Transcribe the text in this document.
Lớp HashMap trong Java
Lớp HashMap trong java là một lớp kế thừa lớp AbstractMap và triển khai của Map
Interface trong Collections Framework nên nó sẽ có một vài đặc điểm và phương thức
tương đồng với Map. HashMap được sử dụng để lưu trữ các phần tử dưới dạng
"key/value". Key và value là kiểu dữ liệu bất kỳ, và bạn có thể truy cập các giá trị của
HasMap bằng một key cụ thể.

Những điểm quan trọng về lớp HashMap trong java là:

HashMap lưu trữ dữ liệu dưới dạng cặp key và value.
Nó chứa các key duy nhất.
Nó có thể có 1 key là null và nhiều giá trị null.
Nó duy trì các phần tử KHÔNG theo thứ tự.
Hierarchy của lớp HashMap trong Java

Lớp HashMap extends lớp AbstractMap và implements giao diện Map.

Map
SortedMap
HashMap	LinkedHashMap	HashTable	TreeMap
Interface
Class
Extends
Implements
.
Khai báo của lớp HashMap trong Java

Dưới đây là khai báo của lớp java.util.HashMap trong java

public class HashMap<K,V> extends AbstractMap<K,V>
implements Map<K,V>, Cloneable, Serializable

== Stated task ==
Retype all the material above precisely, with no line left out.

== Exercise response ==
Transcribe the text in this document.
Lớp HashMap trong Java
Lớp HashMap trong java là một lớp kế thừa lớp AbstractMap và triển khai của Map
Interface trong Collections Framework nên nó sẽ có một vài đặc điểm và phương thức
tương đồng với Map. HashMap được sử dụng để lưu trữ các phần tử dưới dạng
"key/value". Key và value là kiểu dữ liệu bất kỳ, và bạn có thể truy cập các giá trị của
HasMap bằng một key cụ thể.

Những điểm quan trọng về lớp HashMap trong java là:

HashMap lưu trữ dữ liệu dưới dạng cặp key và value.
Nó chứa các key duy nhất.
Nó có thể có 1 key là null và nhiều giá trị null.
Nó duy trì các phần tử KHÔNG theo thứ tự.
Hierarchy của lớp HashMap trong Java

Lớp HashMap extends lớp AbstractMap và implements giao diện Map.

Map
SortedMap
HashMap	LinkedHashMap	HashTable	TreeMap
Interface
Class
Extends
Implements
.
Khai báo của lớp HashMap trong Java

Dưới đây là khai báo của lớp java.util.HashMap trong java

public class HashMap<K,V> extends AbstractMap<K,V>
implements Map<K,V>, Cloneable, Serializable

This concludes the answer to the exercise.